Problem =>
Reproduce every line of these records word for word, without changing anything.

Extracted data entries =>
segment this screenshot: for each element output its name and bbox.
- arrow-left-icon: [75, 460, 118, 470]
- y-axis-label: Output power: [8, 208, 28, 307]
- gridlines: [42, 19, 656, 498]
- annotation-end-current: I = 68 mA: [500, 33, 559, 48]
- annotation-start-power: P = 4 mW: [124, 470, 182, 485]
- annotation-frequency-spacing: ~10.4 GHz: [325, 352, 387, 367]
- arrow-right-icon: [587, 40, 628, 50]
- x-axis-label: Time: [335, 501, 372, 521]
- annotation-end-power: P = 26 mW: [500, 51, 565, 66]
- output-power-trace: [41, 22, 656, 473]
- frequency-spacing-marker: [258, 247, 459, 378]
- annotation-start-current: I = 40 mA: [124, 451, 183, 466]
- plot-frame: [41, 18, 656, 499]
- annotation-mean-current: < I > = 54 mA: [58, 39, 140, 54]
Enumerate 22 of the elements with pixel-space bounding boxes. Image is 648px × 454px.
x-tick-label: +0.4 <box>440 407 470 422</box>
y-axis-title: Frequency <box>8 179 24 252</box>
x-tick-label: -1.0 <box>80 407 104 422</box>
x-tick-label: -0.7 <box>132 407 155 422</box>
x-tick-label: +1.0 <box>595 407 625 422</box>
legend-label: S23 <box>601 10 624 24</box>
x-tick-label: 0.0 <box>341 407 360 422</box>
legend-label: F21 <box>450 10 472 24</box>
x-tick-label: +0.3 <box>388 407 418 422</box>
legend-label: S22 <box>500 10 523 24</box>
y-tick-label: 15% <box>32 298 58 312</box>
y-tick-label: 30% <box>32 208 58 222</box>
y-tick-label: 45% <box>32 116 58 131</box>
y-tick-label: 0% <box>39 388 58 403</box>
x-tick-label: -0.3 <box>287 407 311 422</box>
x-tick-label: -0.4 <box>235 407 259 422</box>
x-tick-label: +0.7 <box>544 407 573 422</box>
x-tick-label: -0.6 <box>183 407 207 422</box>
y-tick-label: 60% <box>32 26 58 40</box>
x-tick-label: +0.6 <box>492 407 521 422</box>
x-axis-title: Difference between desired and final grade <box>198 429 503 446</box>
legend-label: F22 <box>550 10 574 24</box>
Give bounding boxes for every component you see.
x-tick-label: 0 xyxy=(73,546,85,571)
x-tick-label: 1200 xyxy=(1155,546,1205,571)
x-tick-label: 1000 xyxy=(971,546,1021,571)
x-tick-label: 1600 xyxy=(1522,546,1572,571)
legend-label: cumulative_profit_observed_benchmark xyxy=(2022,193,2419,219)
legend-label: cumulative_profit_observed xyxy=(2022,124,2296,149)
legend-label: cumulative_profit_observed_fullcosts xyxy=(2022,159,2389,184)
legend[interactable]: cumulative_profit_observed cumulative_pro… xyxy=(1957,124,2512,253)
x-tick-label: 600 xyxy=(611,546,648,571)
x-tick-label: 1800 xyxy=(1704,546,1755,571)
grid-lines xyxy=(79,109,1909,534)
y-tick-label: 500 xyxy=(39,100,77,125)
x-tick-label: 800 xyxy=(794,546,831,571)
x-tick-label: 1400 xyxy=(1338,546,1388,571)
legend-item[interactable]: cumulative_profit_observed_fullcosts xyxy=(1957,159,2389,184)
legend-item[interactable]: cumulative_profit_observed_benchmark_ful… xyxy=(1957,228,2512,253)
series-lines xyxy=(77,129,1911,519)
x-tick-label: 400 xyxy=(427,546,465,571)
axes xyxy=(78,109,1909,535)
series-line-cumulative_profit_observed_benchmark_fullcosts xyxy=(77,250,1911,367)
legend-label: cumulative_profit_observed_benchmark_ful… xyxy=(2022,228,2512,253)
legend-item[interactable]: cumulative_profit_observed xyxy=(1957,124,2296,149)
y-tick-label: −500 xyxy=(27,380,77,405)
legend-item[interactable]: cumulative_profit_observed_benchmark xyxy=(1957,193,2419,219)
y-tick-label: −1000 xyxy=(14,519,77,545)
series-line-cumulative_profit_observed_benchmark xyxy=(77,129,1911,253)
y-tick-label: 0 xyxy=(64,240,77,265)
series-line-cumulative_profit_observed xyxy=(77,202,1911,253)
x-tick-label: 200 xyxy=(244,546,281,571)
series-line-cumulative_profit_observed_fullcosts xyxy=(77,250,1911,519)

Response below =>
segment this screenshot: for each element output its name and bbox.
- arrow-left-icon: [75, 460, 118, 470]
- y-axis-label: Output power: [8, 208, 28, 307]
- gridlines: [42, 19, 656, 498]
- annotation-end-current: I = 68 mA: [500, 33, 559, 48]
- annotation-start-power: P = 4 mW: [124, 470, 182, 485]
- annotation-frequency-spacing: ~10.4 GHz: [325, 352, 387, 367]
- arrow-right-icon: [587, 40, 628, 50]
- x-axis-label: Time: [335, 501, 372, 521]
- annotation-end-power: P = 26 mW: [500, 51, 565, 66]
- output-power-trace: [41, 22, 656, 473]
- frequency-spacing-marker: [258, 247, 459, 378]
- annotation-start-current: I = 40 mA: [124, 451, 183, 466]
- plot-frame: [41, 18, 656, 499]
- annotation-mean-current: < I > = 54 mA: [58, 39, 140, 54]
Enumerate 22 of the elements with pixel-space bounding boxes. Image is 648px × 454px.
x-tick-label: +0.4 <box>440 407 470 422</box>
y-axis-title: Frequency <box>8 179 24 252</box>
x-tick-label: -1.0 <box>80 407 104 422</box>
x-tick-label: -0.7 <box>132 407 155 422</box>
x-tick-label: +1.0 <box>595 407 625 422</box>
legend-label: S23 <box>601 10 624 24</box>
x-tick-label: 0.0 <box>341 407 360 422</box>
legend-label: F21 <box>450 10 472 24</box>
x-tick-label: +0.3 <box>388 407 418 422</box>
legend-label: S22 <box>500 10 523 24</box>
y-tick-label: 15% <box>32 298 58 312</box>
y-tick-label: 30% <box>32 208 58 222</box>
y-tick-label: 45% <box>32 116 58 131</box>
y-tick-label: 0% <box>39 388 58 403</box>
x-tick-label: -0.3 <box>287 407 311 422</box>
x-tick-label: -0.4 <box>235 407 259 422</box>
x-tick-label: +0.7 <box>544 407 573 422</box>
x-tick-label: -0.6 <box>183 407 207 422</box>
y-tick-label: 60% <box>32 26 58 40</box>
x-tick-label: +0.6 <box>492 407 521 422</box>
x-axis-title: Difference between desired and final grade <box>198 429 503 446</box>
legend-label: F22 <box>550 10 574 24</box>
Give bounding boxes for every component you see.
x-tick-label: 0 xyxy=(73,546,85,571)
x-tick-label: 1200 xyxy=(1155,546,1205,571)
x-tick-label: 1000 xyxy=(971,546,1021,571)
x-tick-label: 1600 xyxy=(1522,546,1572,571)
legend-label: cumulative_profit_observed_benchmark xyxy=(2022,193,2419,219)
legend-label: cumulative_profit_observed xyxy=(2022,124,2296,149)
legend-label: cumulative_profit_observed_fullcosts xyxy=(2022,159,2389,184)
legend[interactable]: cumulative_profit_observed cumulative_pro… xyxy=(1957,124,2512,253)
x-tick-label: 600 xyxy=(611,546,648,571)
x-tick-label: 1800 xyxy=(1704,546,1755,571)
grid-lines xyxy=(79,109,1909,534)
y-tick-label: 500 xyxy=(39,100,77,125)
x-tick-label: 800 xyxy=(794,546,831,571)
x-tick-label: 1400 xyxy=(1338,546,1388,571)
legend-item[interactable]: cumulative_profit_observed_fullcosts xyxy=(1957,159,2389,184)
legend-item[interactable]: cumulative_profit_observed_benchmark_ful… xyxy=(1957,228,2512,253)
series-lines xyxy=(77,129,1911,519)
x-tick-label: 400 xyxy=(427,546,465,571)
axes xyxy=(78,109,1909,535)
series-line-cumulative_profit_observed_benchmark_fullcosts xyxy=(77,250,1911,367)
legend-label: cumulative_profit_observed_benchmark_ful… xyxy=(2022,228,2512,253)
legend-item[interactable]: cumulative_profit_observed xyxy=(1957,124,2296,149)
y-tick-label: −500 xyxy=(27,380,77,405)
legend-item[interactable]: cumulative_profit_observed_benchmark xyxy=(1957,193,2419,219)
y-tick-label: −1000 xyxy=(14,519,77,545)
series-line-cumulative_profit_observed_benchmark xyxy=(77,129,1911,253)
y-tick-label: 0 xyxy=(64,240,77,265)
series-line-cumulative_profit_observed xyxy=(77,202,1911,253)
x-tick-label: 200 xyxy=(244,546,281,571)
series-line-cumulative_profit_observed_fullcosts xyxy=(77,250,1911,519)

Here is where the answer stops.